Data supplied:
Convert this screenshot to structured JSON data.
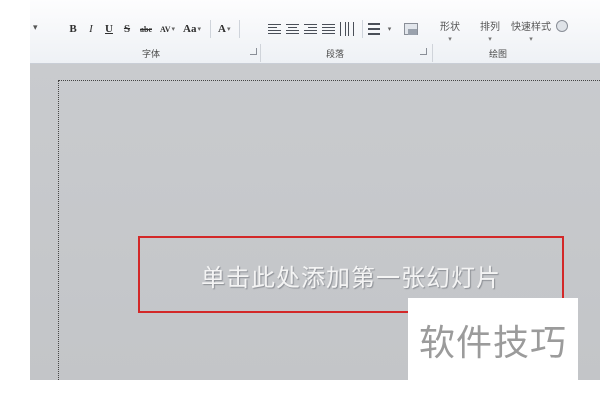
{
  "ribbon": {
    "edge_mark": "▾",
    "font_group": {
      "label": "字体",
      "bold": "B",
      "italic": "I",
      "underline": "U",
      "shadow": "S",
      "strikethrough": "abc",
      "char_spacing": "AV",
      "change_case": "Aa",
      "font_color": "A"
    },
    "paragraph_group": {
      "label": "段落"
    },
    "drawing_group": {
      "label": "绘图",
      "shape": "形状",
      "arrange": "排列",
      "quick_styles": "快速样式"
    }
  },
  "slide": {
    "title_placeholder": "单击此处添加第一张幻灯片"
  },
  "watermark": "软件技巧",
  "colors": {
    "highlight_border": "#d32828",
    "workspace": "#c6c8cb"
  }
}
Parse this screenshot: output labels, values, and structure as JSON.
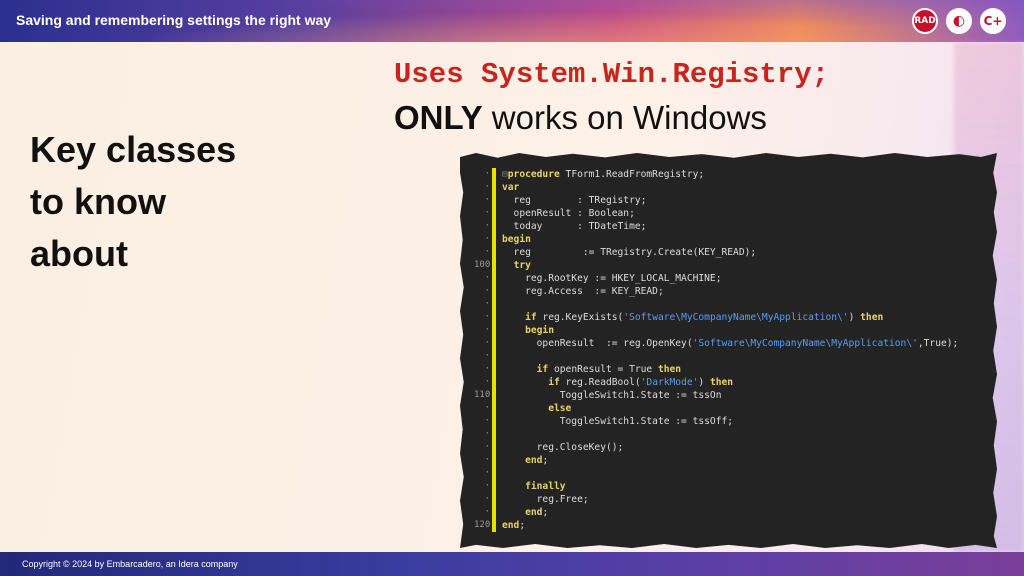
{
  "header": {
    "title": "Saving and remembering settings the right way",
    "logos": [
      {
        "name": "rad-logo",
        "text": "RAD"
      },
      {
        "name": "delphi-logo",
        "text": "◐"
      },
      {
        "name": "cpp-logo",
        "text": "C+"
      }
    ]
  },
  "slide": {
    "heading_lines": [
      "Key classes",
      "to know",
      "about"
    ],
    "uses_line": "Uses System.Win.Registry;",
    "only_bold": "ONLY",
    "only_rest": " works on Windows"
  },
  "code": {
    "lines": [
      {
        "n": "",
        "t": [
          {
            "k": "f",
            "v": "⊟"
          },
          {
            "k": "k",
            "v": "procedure"
          },
          {
            "k": "p",
            "v": " TForm1.ReadFromRegistry;"
          }
        ]
      },
      {
        "n": "",
        "t": [
          {
            "k": "k",
            "v": "var"
          }
        ]
      },
      {
        "n": "",
        "t": [
          {
            "k": "p",
            "v": "  reg        : TRegistry;"
          }
        ]
      },
      {
        "n": "",
        "t": [
          {
            "k": "p",
            "v": "  openResult : Boolean;"
          }
        ]
      },
      {
        "n": "",
        "t": [
          {
            "k": "p",
            "v": "  today      : TDateTime;"
          }
        ]
      },
      {
        "n": "",
        "t": [
          {
            "k": "k",
            "v": "begin"
          }
        ]
      },
      {
        "n": "",
        "t": [
          {
            "k": "p",
            "v": "  reg         := TRegistry.Create(KEY_READ);"
          }
        ]
      },
      {
        "n": "100",
        "t": [
          {
            "k": "p",
            "v": "  "
          },
          {
            "k": "k",
            "v": "try"
          }
        ]
      },
      {
        "n": "",
        "t": [
          {
            "k": "p",
            "v": "    reg.RootKey := HKEY_LOCAL_MACHINE;"
          }
        ]
      },
      {
        "n": "",
        "t": [
          {
            "k": "p",
            "v": "    reg.Access  := KEY_READ;"
          }
        ]
      },
      {
        "n": "",
        "t": [
          {
            "k": "p",
            "v": ""
          }
        ]
      },
      {
        "n": "",
        "t": [
          {
            "k": "p",
            "v": "    "
          },
          {
            "k": "k",
            "v": "if"
          },
          {
            "k": "p",
            "v": " reg.KeyExists("
          },
          {
            "k": "s",
            "v": "'Software\\MyCompanyName\\MyApplication\\'"
          },
          {
            "k": "p",
            "v": ") "
          },
          {
            "k": "k",
            "v": "then"
          }
        ]
      },
      {
        "n": "",
        "t": [
          {
            "k": "p",
            "v": "    "
          },
          {
            "k": "k",
            "v": "begin"
          }
        ]
      },
      {
        "n": "",
        "t": [
          {
            "k": "p",
            "v": "      openResult  := reg.OpenKey("
          },
          {
            "k": "s",
            "v": "'Software\\MyCompanyName\\MyApplication\\'"
          },
          {
            "k": "p",
            "v": ",True);"
          }
        ]
      },
      {
        "n": "",
        "t": [
          {
            "k": "p",
            "v": ""
          }
        ]
      },
      {
        "n": "",
        "t": [
          {
            "k": "p",
            "v": "      "
          },
          {
            "k": "k",
            "v": "if"
          },
          {
            "k": "p",
            "v": " openResult = True "
          },
          {
            "k": "k",
            "v": "then"
          }
        ]
      },
      {
        "n": "",
        "t": [
          {
            "k": "p",
            "v": "        "
          },
          {
            "k": "k",
            "v": "if"
          },
          {
            "k": "p",
            "v": " reg.ReadBool("
          },
          {
            "k": "s",
            "v": "'DarkMode'"
          },
          {
            "k": "p",
            "v": ") "
          },
          {
            "k": "k",
            "v": "then"
          }
        ]
      },
      {
        "n": "110",
        "t": [
          {
            "k": "p",
            "v": "          ToggleSwitch1.State := tssOn"
          }
        ]
      },
      {
        "n": "",
        "t": [
          {
            "k": "p",
            "v": "        "
          },
          {
            "k": "k",
            "v": "else"
          }
        ]
      },
      {
        "n": "",
        "t": [
          {
            "k": "p",
            "v": "          ToggleSwitch1.State := tssOff;"
          }
        ]
      },
      {
        "n": "",
        "t": [
          {
            "k": "p",
            "v": ""
          }
        ]
      },
      {
        "n": "",
        "t": [
          {
            "k": "p",
            "v": "      reg.CloseKey();"
          }
        ]
      },
      {
        "n": "",
        "t": [
          {
            "k": "p",
            "v": "    "
          },
          {
            "k": "k",
            "v": "end"
          },
          {
            "k": "p",
            "v": ";"
          }
        ]
      },
      {
        "n": "",
        "t": [
          {
            "k": "p",
            "v": ""
          }
        ]
      },
      {
        "n": "",
        "t": [
          {
            "k": "p",
            "v": "    "
          },
          {
            "k": "k",
            "v": "finally"
          }
        ]
      },
      {
        "n": "",
        "t": [
          {
            "k": "p",
            "v": "      reg.Free;"
          }
        ]
      },
      {
        "n": "",
        "t": [
          {
            "k": "p",
            "v": "    "
          },
          {
            "k": "k",
            "v": "end"
          },
          {
            "k": "p",
            "v": ";"
          }
        ]
      },
      {
        "n": "120",
        "t": [
          {
            "k": "p",
            "v": ""
          },
          {
            "k": "k",
            "v": "end"
          },
          {
            "k": "p",
            "v": ";"
          }
        ]
      }
    ]
  },
  "footer": {
    "copyright": "Copyright © 2024  by Embarcadero, an Idera company"
  },
  "colors": {
    "keyword": "#e8d36a",
    "string": "#5c9cf0",
    "uses_red": "#c8251e",
    "code_bg": "#232323"
  }
}
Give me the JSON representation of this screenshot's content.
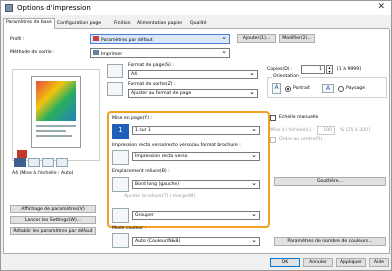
{
  "window": {
    "title": "Options d'impression"
  },
  "tabs": [
    "Paramètres de base",
    "Configuration page",
    "Finition",
    "Alimentation papier",
    "Qualité"
  ],
  "profile": {
    "label": "Profil :",
    "value": "Paramètres par défaut",
    "add": "Ajouter(1)...",
    "modify": "Modifier(2)..."
  },
  "output": {
    "label": "Méthode de sortie :",
    "value": "Imprimer"
  },
  "paper": {
    "format_label": "Format de page(S) :",
    "format_value": "A4",
    "output_label": "Format de sortie(Z) :",
    "output_value": "Ajuster au format de page"
  },
  "copies": {
    "label": "Copies(D) :",
    "value": "1",
    "range": "[1 à 9999]"
  },
  "orientation": {
    "label": "Orientation",
    "portrait": "Portrait",
    "landscape": "Paysage"
  },
  "pages": {
    "label": "Mise en page(Y) :",
    "value": "1 sur 1"
  },
  "scale": {
    "manual": "Echelle manuelle",
    "label": "Mise à l'échelle(L) :",
    "value": "100",
    "range": "% [25 à 200]",
    "center": "Ordre au centre(R)"
  },
  "duplex": {
    "label": "Impression recto verso/recto verso/au format brochure :",
    "value": "Impression recto verso"
  },
  "binding": {
    "label": "Emplacement reliure(B) :",
    "value": "Bord long (gauche)",
    "extra": "Ajuster la reliure(T) / marge(M)"
  },
  "gutter": {
    "label": "Gouttière..."
  },
  "preview": {
    "caption": "A4 (Mise à l'échelle : Auto)"
  },
  "left_buttons": {
    "settings_view": "Affichage de paramètres(V)",
    "printer_settings": "Lancer les Settings(W)...",
    "restore": "Rétablir les paramètres par défaut"
  },
  "group": {
    "value": "Grouper"
  },
  "color": {
    "label": "Mode couleur :",
    "value": "Auto (Couleur/N&B)",
    "details": "Paramètres de nombre de couleurs..."
  },
  "footer": {
    "ok": "OK",
    "cancel": "Annuler",
    "apply": "Appliquer",
    "help": "Aide"
  }
}
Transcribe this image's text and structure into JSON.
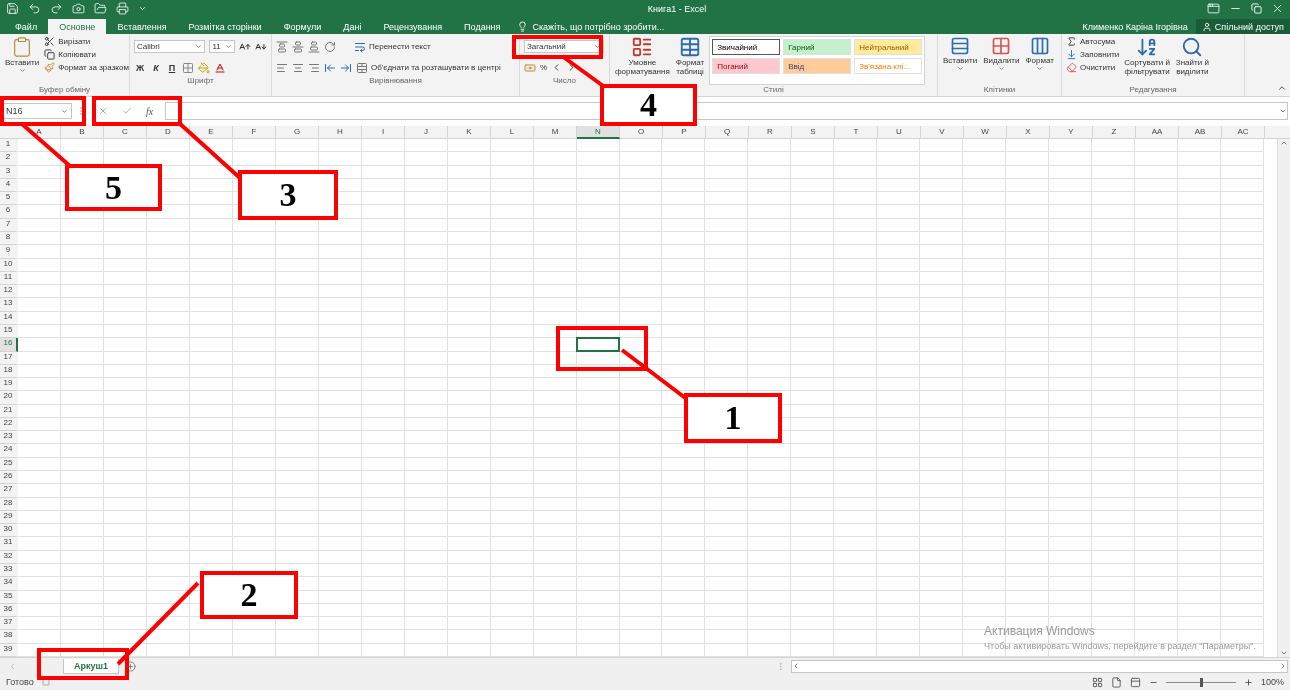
{
  "window": {
    "title": "Книга1 - Excel",
    "user": "Клименко Каріна Ігорівна",
    "share": "Спільний доступ"
  },
  "tabs": [
    {
      "label": "Файл",
      "selected": false
    },
    {
      "label": "Основне",
      "selected": true
    },
    {
      "label": "Вставлення",
      "selected": false
    },
    {
      "label": "Розмітка сторінки",
      "selected": false
    },
    {
      "label": "Формули",
      "selected": false
    },
    {
      "label": "Дані",
      "selected": false
    },
    {
      "label": "Рецензування",
      "selected": false
    },
    {
      "label": "Подання",
      "selected": false
    }
  ],
  "tell_me": "Скажіть, що потрібно зробити...",
  "ribbon": {
    "clipboard": {
      "title": "Буфер обміну",
      "paste": "Вставити",
      "cut": "Вирізати",
      "copy": "Копіювати",
      "painter": "Формат за зразком"
    },
    "font": {
      "title": "Шрифт",
      "name": "Calibri",
      "size": "11",
      "bold": "Ж",
      "italic": "К",
      "underline": "П"
    },
    "alignment": {
      "title": "Вирівнювання",
      "wrap": "Перенести текст",
      "merge": "Об'єднати та розташувати в центрі"
    },
    "number": {
      "title": "Число",
      "format": "Загальний",
      "percent": "%"
    },
    "styles": {
      "title": "Стилі",
      "conditional": [
        "Умовне",
        "форматування"
      ],
      "table": [
        "Формат",
        "таблиці"
      ],
      "cells": [
        {
          "label": "Звичайний",
          "color": "#ffffff",
          "selected": true
        },
        {
          "label": "Гарний",
          "color": "#c6efce",
          "selected": false
        },
        {
          "label": "Нейтральний",
          "color": "#ffeb9c",
          "selected": false
        },
        {
          "label": "Поганий",
          "color": "#ffc7ce",
          "selected": false
        },
        {
          "label": "Ввід",
          "color": "#ffcc99",
          "selected": false
        },
        {
          "label": "Зв'язана клі...",
          "color": "#ffffff",
          "selected": false
        }
      ]
    },
    "cells": {
      "title": "Клітинки",
      "insert": "Вставити",
      "delete": "Видалити",
      "format": "Формат"
    },
    "editing": {
      "title": "Редагування",
      "autosum": "Автосума",
      "fill": "Заповнити",
      "clear": "Очистити",
      "sort": [
        "Сортувати й",
        "фільтрувати"
      ],
      "find": [
        "Знайти й",
        "виділити"
      ]
    }
  },
  "formula_bar": {
    "name_box": "N16",
    "fx": "fx"
  },
  "grid": {
    "columns": [
      {
        "label": "A",
        "selected": false
      },
      {
        "label": "B",
        "selected": false
      },
      {
        "label": "C",
        "selected": false
      },
      {
        "label": "D",
        "selected": false
      },
      {
        "label": "E",
        "selected": false
      },
      {
        "label": "F",
        "selected": false
      },
      {
        "label": "G",
        "selected": false
      },
      {
        "label": "H",
        "selected": false
      },
      {
        "label": "I",
        "selected": false
      },
      {
        "label": "J",
        "selected": false
      },
      {
        "label": "K",
        "selected": false
      },
      {
        "label": "L",
        "selected": false
      },
      {
        "label": "M",
        "selected": false
      },
      {
        "label": "N",
        "selected": true
      },
      {
        "label": "O",
        "selected": false
      },
      {
        "label": "P",
        "selected": false
      },
      {
        "label": "Q",
        "selected": false
      },
      {
        "label": "R",
        "selected": false
      },
      {
        "label": "S",
        "selected": false
      },
      {
        "label": "T",
        "selected": false
      },
      {
        "label": "U",
        "selected": false
      },
      {
        "label": "V",
        "selected": false
      },
      {
        "label": "W",
        "selected": false
      },
      {
        "label": "X",
        "selected": false
      },
      {
        "label": "Y",
        "selected": false
      },
      {
        "label": "Z",
        "selected": false
      },
      {
        "label": "AA",
        "selected": false
      },
      {
        "label": "AB",
        "selected": false
      },
      {
        "label": "AC",
        "selected": false
      }
    ],
    "rows": [
      {
        "label": "1",
        "selected": false
      },
      {
        "label": "2",
        "selected": false
      },
      {
        "label": "3",
        "selected": false
      },
      {
        "label": "4",
        "selected": false
      },
      {
        "label": "5",
        "selected": false
      },
      {
        "label": "6",
        "selected": false
      },
      {
        "label": "7",
        "selected": false
      },
      {
        "label": "8",
        "selected": false
      },
      {
        "label": "9",
        "selected": false
      },
      {
        "label": "10",
        "selected": false
      },
      {
        "label": "11",
        "selected": false
      },
      {
        "label": "12",
        "selected": false
      },
      {
        "label": "13",
        "selected": false
      },
      {
        "label": "14",
        "selected": false
      },
      {
        "label": "15",
        "selected": false
      },
      {
        "label": "16",
        "selected": true
      },
      {
        "label": "17",
        "selected": false
      },
      {
        "label": "18",
        "selected": false
      },
      {
        "label": "19",
        "selected": false
      },
      {
        "label": "20",
        "selected": false
      },
      {
        "label": "21",
        "selected": false
      },
      {
        "label": "22",
        "selected": false
      },
      {
        "label": "23",
        "selected": false
      },
      {
        "label": "24",
        "selected": false
      },
      {
        "label": "25",
        "selected": false
      },
      {
        "label": "26",
        "selected": false
      },
      {
        "label": "27",
        "selected": false
      },
      {
        "label": "28",
        "selected": false
      },
      {
        "label": "29",
        "selected": false
      },
      {
        "label": "30",
        "selected": false
      },
      {
        "label": "31",
        "selected": false
      },
      {
        "label": "32",
        "selected": false
      },
      {
        "label": "33",
        "selected": false
      },
      {
        "label": "34",
        "selected": false
      },
      {
        "label": "35",
        "selected": false
      },
      {
        "label": "36",
        "selected": false
      },
      {
        "label": "37",
        "selected": false
      },
      {
        "label": "38",
        "selected": false
      },
      {
        "label": "39",
        "selected": false
      }
    ]
  },
  "activation": {
    "title": "Активация Windows",
    "text": "Чтобы активировать Windows, перейдите в раздел \"Параметры\"."
  },
  "sheets": [
    {
      "label": "Аркуш1",
      "selected": true
    }
  ],
  "status": {
    "text": "Готово",
    "zoom": "100%",
    "level": 0.5
  },
  "annotations": [
    {
      "label": "1"
    },
    {
      "label": "2"
    },
    {
      "label": "3"
    },
    {
      "label": "4"
    },
    {
      "label": "5"
    }
  ]
}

Task:
Among the entries above, how many lines hold the string "openResult"? Give the number by itself.

Response to this task:
3